* THE REQUEST:
Could you output, character for character, the lines below that begin at the one containing "summary-delta: +51 Bio [517, 138, 555, 150]" and stop after the one containing "chart-bar [369, 616, 376, 650]"?
[Start of TASK INPUT]
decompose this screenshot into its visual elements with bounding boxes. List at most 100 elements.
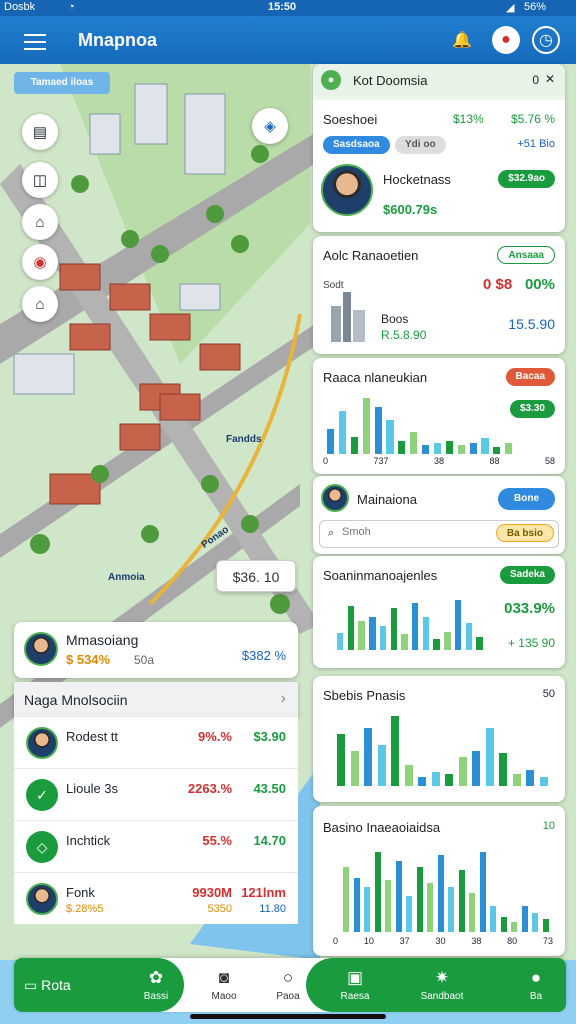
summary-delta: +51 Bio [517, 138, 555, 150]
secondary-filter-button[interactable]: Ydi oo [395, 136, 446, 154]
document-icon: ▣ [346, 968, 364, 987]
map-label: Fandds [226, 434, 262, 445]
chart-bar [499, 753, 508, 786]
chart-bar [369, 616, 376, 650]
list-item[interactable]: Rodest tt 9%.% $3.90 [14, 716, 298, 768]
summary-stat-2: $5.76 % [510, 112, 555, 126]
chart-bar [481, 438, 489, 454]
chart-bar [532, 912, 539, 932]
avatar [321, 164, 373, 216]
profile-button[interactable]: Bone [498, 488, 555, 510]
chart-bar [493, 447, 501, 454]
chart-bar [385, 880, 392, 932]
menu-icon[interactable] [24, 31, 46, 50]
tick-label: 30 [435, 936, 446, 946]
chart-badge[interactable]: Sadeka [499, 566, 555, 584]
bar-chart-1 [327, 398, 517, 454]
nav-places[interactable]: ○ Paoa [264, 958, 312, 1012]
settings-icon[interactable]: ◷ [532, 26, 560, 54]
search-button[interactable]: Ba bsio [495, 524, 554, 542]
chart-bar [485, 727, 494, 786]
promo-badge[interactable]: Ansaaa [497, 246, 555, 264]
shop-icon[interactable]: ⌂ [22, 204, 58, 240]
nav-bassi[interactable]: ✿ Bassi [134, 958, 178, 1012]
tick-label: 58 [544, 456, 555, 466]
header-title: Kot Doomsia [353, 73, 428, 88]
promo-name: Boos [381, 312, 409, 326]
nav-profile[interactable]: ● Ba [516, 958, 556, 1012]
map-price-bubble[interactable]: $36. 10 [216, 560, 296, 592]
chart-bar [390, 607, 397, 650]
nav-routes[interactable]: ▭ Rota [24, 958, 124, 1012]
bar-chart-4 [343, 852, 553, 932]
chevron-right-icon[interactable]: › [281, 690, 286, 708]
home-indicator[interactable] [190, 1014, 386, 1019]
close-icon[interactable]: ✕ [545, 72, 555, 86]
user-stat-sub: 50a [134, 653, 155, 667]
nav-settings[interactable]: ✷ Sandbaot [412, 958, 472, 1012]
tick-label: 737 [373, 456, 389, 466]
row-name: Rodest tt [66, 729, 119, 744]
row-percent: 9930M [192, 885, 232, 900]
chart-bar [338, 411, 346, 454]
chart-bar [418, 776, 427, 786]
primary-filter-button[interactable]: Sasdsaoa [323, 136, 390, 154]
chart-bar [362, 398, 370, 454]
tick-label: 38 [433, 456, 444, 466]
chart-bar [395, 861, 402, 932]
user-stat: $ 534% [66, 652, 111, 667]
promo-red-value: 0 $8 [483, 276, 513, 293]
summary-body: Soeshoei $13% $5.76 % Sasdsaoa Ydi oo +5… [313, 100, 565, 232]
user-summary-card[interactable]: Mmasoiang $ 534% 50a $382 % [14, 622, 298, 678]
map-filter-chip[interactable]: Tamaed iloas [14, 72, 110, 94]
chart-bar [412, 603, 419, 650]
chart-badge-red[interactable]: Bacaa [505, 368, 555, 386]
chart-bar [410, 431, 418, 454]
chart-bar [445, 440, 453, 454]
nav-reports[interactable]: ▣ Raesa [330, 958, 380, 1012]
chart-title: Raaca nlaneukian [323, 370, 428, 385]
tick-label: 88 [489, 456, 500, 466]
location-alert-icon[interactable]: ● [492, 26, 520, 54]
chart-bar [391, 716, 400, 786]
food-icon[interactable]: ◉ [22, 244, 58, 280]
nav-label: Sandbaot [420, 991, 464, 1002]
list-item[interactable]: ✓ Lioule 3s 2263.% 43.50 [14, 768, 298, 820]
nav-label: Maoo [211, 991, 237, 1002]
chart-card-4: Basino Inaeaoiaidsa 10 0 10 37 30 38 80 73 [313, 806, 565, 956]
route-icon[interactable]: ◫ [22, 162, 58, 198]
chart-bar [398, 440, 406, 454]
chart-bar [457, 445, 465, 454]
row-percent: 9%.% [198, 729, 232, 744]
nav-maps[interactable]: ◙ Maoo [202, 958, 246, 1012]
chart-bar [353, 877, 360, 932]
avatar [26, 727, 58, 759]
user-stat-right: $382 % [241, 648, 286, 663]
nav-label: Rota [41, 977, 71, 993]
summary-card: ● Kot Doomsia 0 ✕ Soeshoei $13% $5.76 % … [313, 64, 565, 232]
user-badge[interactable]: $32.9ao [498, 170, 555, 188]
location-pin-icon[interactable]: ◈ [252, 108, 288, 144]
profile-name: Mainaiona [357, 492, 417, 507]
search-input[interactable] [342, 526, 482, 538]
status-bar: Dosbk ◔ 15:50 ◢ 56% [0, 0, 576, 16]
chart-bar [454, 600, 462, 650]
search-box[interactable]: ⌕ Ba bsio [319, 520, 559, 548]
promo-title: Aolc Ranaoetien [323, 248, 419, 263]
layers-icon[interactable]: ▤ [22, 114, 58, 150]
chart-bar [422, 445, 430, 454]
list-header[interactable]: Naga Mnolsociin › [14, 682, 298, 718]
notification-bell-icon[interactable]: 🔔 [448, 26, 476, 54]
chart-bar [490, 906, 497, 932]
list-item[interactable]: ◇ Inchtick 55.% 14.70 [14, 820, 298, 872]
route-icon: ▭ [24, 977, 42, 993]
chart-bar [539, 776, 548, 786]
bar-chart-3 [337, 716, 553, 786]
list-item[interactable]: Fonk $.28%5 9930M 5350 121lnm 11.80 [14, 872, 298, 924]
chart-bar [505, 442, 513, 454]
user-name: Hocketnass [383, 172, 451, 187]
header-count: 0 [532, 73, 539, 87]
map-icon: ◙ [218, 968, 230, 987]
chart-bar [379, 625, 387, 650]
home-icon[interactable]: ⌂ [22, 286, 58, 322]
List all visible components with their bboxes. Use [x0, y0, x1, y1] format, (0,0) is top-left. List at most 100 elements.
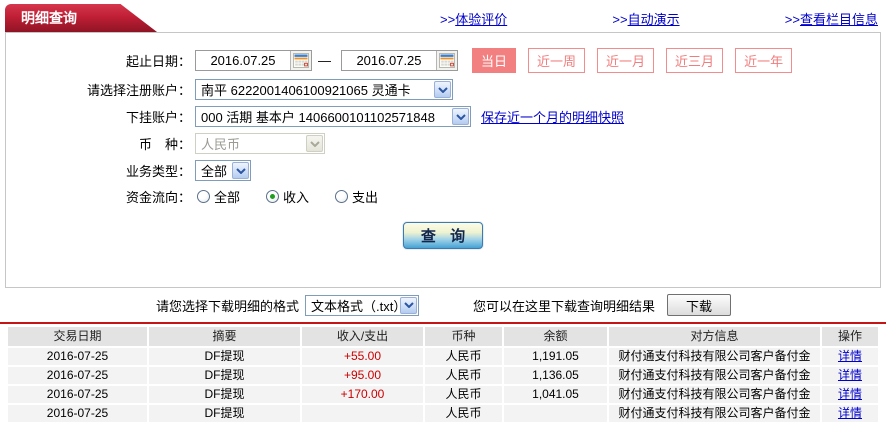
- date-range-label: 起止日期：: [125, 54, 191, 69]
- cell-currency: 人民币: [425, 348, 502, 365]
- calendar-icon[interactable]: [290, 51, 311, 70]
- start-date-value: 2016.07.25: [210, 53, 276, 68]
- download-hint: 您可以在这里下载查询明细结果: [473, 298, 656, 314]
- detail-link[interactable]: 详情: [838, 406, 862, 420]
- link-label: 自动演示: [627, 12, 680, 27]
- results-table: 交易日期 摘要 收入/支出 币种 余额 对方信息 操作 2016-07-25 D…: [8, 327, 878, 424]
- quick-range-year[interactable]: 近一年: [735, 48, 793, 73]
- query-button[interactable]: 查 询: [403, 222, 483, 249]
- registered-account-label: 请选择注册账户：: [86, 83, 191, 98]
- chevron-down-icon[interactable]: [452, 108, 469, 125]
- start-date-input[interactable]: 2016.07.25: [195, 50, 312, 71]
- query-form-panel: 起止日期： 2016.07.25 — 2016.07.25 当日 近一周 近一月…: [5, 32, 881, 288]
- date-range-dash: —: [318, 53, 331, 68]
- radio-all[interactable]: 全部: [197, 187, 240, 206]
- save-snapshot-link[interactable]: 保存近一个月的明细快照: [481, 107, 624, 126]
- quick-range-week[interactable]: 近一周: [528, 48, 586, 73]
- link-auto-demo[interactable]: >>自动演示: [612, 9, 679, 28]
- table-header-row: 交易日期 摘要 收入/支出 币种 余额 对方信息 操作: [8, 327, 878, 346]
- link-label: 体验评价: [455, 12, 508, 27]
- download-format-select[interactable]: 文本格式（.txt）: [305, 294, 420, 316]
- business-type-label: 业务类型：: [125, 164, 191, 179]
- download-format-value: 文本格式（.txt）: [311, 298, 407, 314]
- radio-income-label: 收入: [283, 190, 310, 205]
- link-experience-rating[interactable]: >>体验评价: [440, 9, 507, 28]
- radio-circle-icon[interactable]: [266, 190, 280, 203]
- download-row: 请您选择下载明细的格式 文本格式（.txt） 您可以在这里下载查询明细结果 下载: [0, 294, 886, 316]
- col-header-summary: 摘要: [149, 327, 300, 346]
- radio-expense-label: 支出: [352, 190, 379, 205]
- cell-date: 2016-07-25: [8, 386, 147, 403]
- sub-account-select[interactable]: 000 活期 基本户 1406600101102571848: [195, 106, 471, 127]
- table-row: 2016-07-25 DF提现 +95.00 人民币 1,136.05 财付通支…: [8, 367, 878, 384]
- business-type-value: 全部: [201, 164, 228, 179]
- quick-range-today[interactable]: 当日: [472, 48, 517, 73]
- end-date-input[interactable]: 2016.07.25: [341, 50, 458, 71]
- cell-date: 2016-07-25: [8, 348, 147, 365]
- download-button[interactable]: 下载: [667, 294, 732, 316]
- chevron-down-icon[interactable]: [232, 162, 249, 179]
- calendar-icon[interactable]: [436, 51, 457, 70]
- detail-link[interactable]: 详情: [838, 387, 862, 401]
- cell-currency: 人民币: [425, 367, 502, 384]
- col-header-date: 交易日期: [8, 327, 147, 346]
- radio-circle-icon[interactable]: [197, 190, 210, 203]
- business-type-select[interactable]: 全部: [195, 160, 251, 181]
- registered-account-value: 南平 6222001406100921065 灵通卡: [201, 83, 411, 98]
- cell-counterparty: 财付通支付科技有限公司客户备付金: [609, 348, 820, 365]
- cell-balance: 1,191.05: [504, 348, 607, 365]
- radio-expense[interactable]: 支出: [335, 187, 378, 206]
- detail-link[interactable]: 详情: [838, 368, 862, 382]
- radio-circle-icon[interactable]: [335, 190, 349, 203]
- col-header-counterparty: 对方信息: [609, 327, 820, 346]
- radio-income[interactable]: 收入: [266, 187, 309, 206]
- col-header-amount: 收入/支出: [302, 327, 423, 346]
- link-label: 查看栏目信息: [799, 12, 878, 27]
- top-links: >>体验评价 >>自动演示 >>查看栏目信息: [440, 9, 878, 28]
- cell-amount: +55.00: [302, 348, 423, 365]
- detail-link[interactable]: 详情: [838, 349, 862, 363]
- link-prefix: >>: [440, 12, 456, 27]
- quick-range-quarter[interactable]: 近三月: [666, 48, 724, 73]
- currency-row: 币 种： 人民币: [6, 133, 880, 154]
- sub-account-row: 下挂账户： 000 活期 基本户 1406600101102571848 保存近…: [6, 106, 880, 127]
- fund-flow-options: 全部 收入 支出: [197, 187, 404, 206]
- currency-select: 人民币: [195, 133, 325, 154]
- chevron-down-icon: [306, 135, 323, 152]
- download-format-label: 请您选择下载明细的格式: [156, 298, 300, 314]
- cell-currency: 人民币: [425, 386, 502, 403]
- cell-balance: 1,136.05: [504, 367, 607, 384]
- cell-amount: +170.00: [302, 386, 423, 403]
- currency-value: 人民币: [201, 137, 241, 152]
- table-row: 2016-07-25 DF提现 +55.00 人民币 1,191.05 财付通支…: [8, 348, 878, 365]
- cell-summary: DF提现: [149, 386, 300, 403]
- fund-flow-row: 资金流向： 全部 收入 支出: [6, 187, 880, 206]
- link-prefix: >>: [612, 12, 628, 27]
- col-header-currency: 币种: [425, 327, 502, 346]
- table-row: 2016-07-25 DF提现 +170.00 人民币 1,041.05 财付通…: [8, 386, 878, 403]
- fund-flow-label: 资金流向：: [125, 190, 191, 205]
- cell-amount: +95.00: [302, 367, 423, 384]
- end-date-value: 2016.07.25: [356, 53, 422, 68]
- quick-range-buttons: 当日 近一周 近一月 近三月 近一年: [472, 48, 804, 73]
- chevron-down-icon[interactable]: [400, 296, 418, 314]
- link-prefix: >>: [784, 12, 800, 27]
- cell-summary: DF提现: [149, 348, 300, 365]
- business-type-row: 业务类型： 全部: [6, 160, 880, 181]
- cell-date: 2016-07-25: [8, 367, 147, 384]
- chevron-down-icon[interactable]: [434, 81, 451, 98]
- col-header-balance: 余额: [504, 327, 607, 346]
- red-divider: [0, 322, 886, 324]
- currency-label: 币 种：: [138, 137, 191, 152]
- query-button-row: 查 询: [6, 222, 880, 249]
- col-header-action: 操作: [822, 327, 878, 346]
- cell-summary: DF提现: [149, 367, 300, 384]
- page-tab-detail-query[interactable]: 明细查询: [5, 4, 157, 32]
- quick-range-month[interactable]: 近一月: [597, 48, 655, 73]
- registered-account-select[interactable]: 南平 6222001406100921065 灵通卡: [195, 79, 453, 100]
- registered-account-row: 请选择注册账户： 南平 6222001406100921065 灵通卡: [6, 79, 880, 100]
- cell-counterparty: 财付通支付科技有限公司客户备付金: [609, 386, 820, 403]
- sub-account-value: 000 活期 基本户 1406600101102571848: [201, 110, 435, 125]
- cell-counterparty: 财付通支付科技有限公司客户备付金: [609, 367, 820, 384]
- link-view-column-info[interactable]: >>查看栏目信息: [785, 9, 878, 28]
[End of TASK INPUT]
* FULL OUTPUT:
summary-delta: +51 Bio [517, 138, 555, 150]
secondary-filter-button[interactable]: Ydi oo [395, 136, 446, 154]
document-icon: ▣ [346, 968, 364, 987]
map-label: Fandds [226, 434, 262, 445]
chart-bar [499, 753, 508, 786]
chart-bar [369, 616, 376, 650]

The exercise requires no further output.